REQUIREMENTS: Return all of the data exactly, with nothing left out but the pictures.

AVAILABLE DATA:
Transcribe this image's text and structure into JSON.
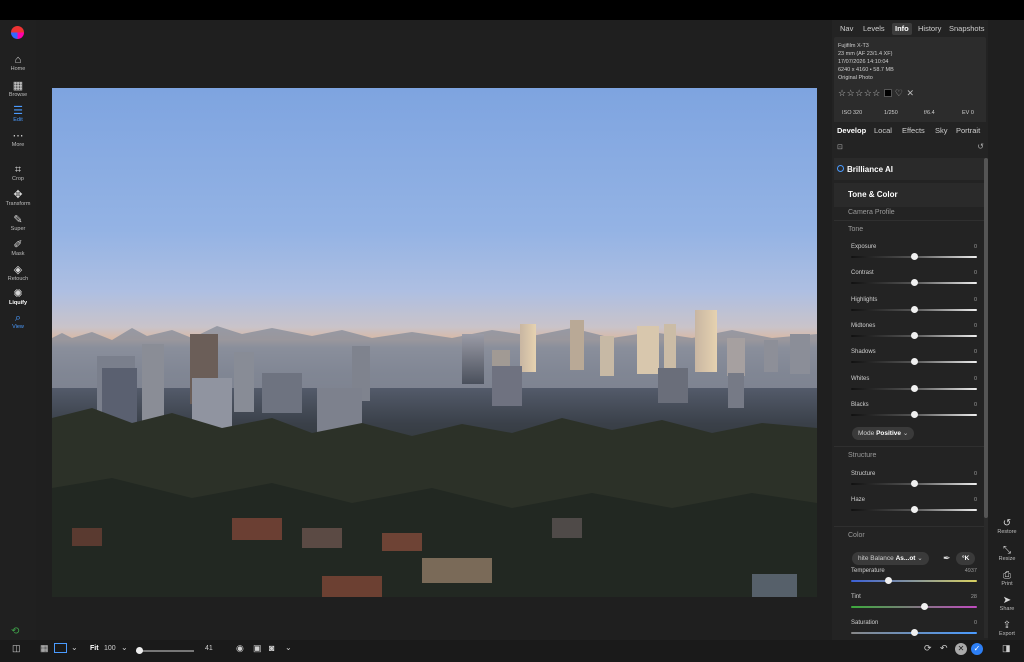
{
  "left_tools": [
    {
      "key": "home",
      "label": "Home",
      "icon": "⌂",
      "icon_name": "home-icon"
    },
    {
      "key": "browse",
      "label": "Browse",
      "icon": "▦",
      "icon_name": "browse-grid-icon"
    },
    {
      "key": "edit",
      "label": "Edit",
      "icon": "☰",
      "icon_name": "edit-sliders-icon"
    },
    {
      "key": "more",
      "label": "More",
      "icon": "⋯",
      "icon_name": "more-icon"
    },
    {
      "key": "crop",
      "label": "Crop",
      "icon": "⌗",
      "icon_name": "crop-icon"
    },
    {
      "key": "transform",
      "label": "Transform",
      "icon": "✥",
      "icon_name": "transform-icon"
    },
    {
      "key": "super",
      "label": "Super",
      "icon": "✎",
      "icon_name": "super-icon"
    },
    {
      "key": "mask",
      "label": "Mask",
      "icon": "✐",
      "icon_name": "mask-brush-icon"
    },
    {
      "key": "retouch",
      "label": "Retouch",
      "icon": "◈",
      "icon_name": "retouch-icon"
    },
    {
      "key": "liquify",
      "label": "Liquify",
      "icon": "✺",
      "icon_name": "liquify-icon"
    },
    {
      "key": "view",
      "label": "View",
      "icon": "⌕",
      "icon_name": "view-zoom-icon"
    }
  ],
  "top_tabs": [
    "Nav",
    "Levels",
    "Info",
    "History",
    "Snapshots"
  ],
  "active_top_tab": "Info",
  "info": {
    "camera": "Fujifilm X-T3",
    "lens": "23 mm (AF 23/1.4 XF)",
    "datetime": "17/07/2026 14:10:04",
    "size": "6240 x 4160 • 58.7 MB",
    "status": "Original Photo",
    "stars": "☆☆☆☆☆",
    "iso": "ISO 320",
    "shutter": "1/250",
    "aperture": "f/6.4",
    "ev": "EV 0"
  },
  "develop_tabs": [
    "Develop",
    "Local",
    "Effects",
    "Sky",
    "Portrait"
  ],
  "brilliance_label": "Brilliance AI",
  "tone_color_label": "Tone & Color",
  "camera_profile_label": "Camera Profile",
  "tone_section": "Tone",
  "tone_sliders": [
    {
      "label": "Exposure",
      "value": "0",
      "level": 0.5
    },
    {
      "label": "Contrast",
      "value": "0",
      "level": 0.5
    },
    {
      "label": "Highlights",
      "value": "0",
      "level": 0.5
    },
    {
      "label": "Midtones",
      "value": "0",
      "level": 0.5
    },
    {
      "label": "Shadows",
      "value": "0",
      "level": 0.5
    },
    {
      "label": "Whites",
      "value": "0",
      "level": 0.5
    },
    {
      "label": "Blacks",
      "value": "0",
      "level": 0.5
    }
  ],
  "mode_label": "Mode",
  "mode_value": "Positive",
  "structure_section": "Structure",
  "structure_sliders": [
    {
      "label": "Structure",
      "value": "0",
      "level": 0.5
    },
    {
      "label": "Haze",
      "value": "0",
      "level": 0.5
    }
  ],
  "color_section": "Color",
  "white_balance_label": "hite Balance",
  "white_balance_value": "As...ot",
  "kelvin_label": "°K",
  "color_sliders": [
    {
      "label": "Temperature",
      "value": "4937",
      "level": 0.29
    },
    {
      "label": "Tint",
      "value": "28",
      "level": 0.58
    },
    {
      "label": "Saturation",
      "value": "0",
      "level": 0.5
    }
  ],
  "right_tools": [
    {
      "label": "Restore",
      "icon": "↺",
      "icon_name": "restore-icon"
    },
    {
      "label": "Resize",
      "icon": "⤡",
      "icon_name": "resize-icon"
    },
    {
      "label": "Print",
      "icon": "⎙",
      "icon_name": "print-icon"
    },
    {
      "label": "Share",
      "icon": "➤",
      "icon_name": "share-icon"
    },
    {
      "label": "Export",
      "icon": "⇪",
      "icon_name": "export-icon"
    }
  ],
  "bottom": {
    "fit_label": "Fit",
    "zoom_value": "100",
    "slider_value": "41",
    "zoom_level": 0.05
  }
}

RESULT:
Transcribe this image's text and structure into JSON.
{
  "left_tools": [
    {
      "key": "home",
      "label": "Home",
      "icon": "⌂",
      "icon_name": "home-icon"
    },
    {
      "key": "browse",
      "label": "Browse",
      "icon": "▦",
      "icon_name": "browse-grid-icon"
    },
    {
      "key": "edit",
      "label": "Edit",
      "icon": "☰",
      "icon_name": "edit-sliders-icon"
    },
    {
      "key": "more",
      "label": "More",
      "icon": "⋯",
      "icon_name": "more-icon"
    },
    {
      "key": "crop",
      "label": "Crop",
      "icon": "⌗",
      "icon_name": "crop-icon"
    },
    {
      "key": "transform",
      "label": "Transform",
      "icon": "✥",
      "icon_name": "transform-icon"
    },
    {
      "key": "super",
      "label": "Super",
      "icon": "✎",
      "icon_name": "super-icon"
    },
    {
      "key": "mask",
      "label": "Mask",
      "icon": "✐",
      "icon_name": "mask-brush-icon"
    },
    {
      "key": "retouch",
      "label": "Retouch",
      "icon": "◈",
      "icon_name": "retouch-icon"
    },
    {
      "key": "liquify",
      "label": "Liquify",
      "icon": "✺",
      "icon_name": "liquify-icon"
    },
    {
      "key": "view",
      "label": "View",
      "icon": "⌕",
      "icon_name": "view-zoom-icon"
    }
  ],
  "top_tabs": [
    "Nav",
    "Levels",
    "Info",
    "History",
    "Snapshots"
  ],
  "active_top_tab": "Info",
  "info": {
    "camera": "Fujifilm X-T3",
    "lens": "23 mm (AF 23/1.4 XF)",
    "datetime": "17/07/2026 14:10:04",
    "size": "6240 x 4160 • 58.7 MB",
    "status": "Original Photo",
    "stars": "☆☆☆☆☆",
    "iso": "ISO 320",
    "shutter": "1/250",
    "aperture": "f/6.4",
    "ev": "EV 0"
  },
  "develop_tabs": [
    "Develop",
    "Local",
    "Effects",
    "Sky",
    "Portrait"
  ],
  "brilliance_label": "Brilliance AI",
  "tone_color_label": "Tone & Color",
  "camera_profile_label": "Camera Profile",
  "tone_section": "Tone",
  "tone_sliders": [
    {
      "label": "Exposure",
      "value": "0",
      "level": 0.5
    },
    {
      "label": "Contrast",
      "value": "0",
      "level": 0.5
    },
    {
      "label": "Highlights",
      "value": "0",
      "level": 0.5
    },
    {
      "label": "Midtones",
      "value": "0",
      "level": 0.5
    },
    {
      "label": "Shadows",
      "value": "0",
      "level": 0.5
    },
    {
      "label": "Whites",
      "value": "0",
      "level": 0.5
    },
    {
      "label": "Blacks",
      "value": "0",
      "level": 0.5
    }
  ],
  "mode_label": "Mode",
  "mode_value": "Positive",
  "structure_section": "Structure",
  "structure_sliders": [
    {
      "label": "Structure",
      "value": "0",
      "level": 0.5
    },
    {
      "label": "Haze",
      "value": "0",
      "level": 0.5
    }
  ],
  "color_section": "Color",
  "white_balance_label": "hite Balance",
  "white_balance_value": "As...ot",
  "kelvin_label": "°K",
  "color_sliders": [
    {
      "label": "Temperature",
      "value": "4937",
      "level": 0.29
    },
    {
      "label": "Tint",
      "value": "28",
      "level": 0.58
    },
    {
      "label": "Saturation",
      "value": "0",
      "level": 0.5
    }
  ],
  "right_tools": [
    {
      "label": "Restore",
      "icon": "↺",
      "icon_name": "restore-icon"
    },
    {
      "label": "Resize",
      "icon": "⤡",
      "icon_name": "resize-icon"
    },
    {
      "label": "Print",
      "icon": "⎙",
      "icon_name": "print-icon"
    },
    {
      "label": "Share",
      "icon": "➤",
      "icon_name": "share-icon"
    },
    {
      "label": "Export",
      "icon": "⇪",
      "icon_name": "export-icon"
    }
  ],
  "bottom": {
    "fit_label": "Fit",
    "zoom_value": "100",
    "slider_value": "41",
    "zoom_level": 0.05
  }
}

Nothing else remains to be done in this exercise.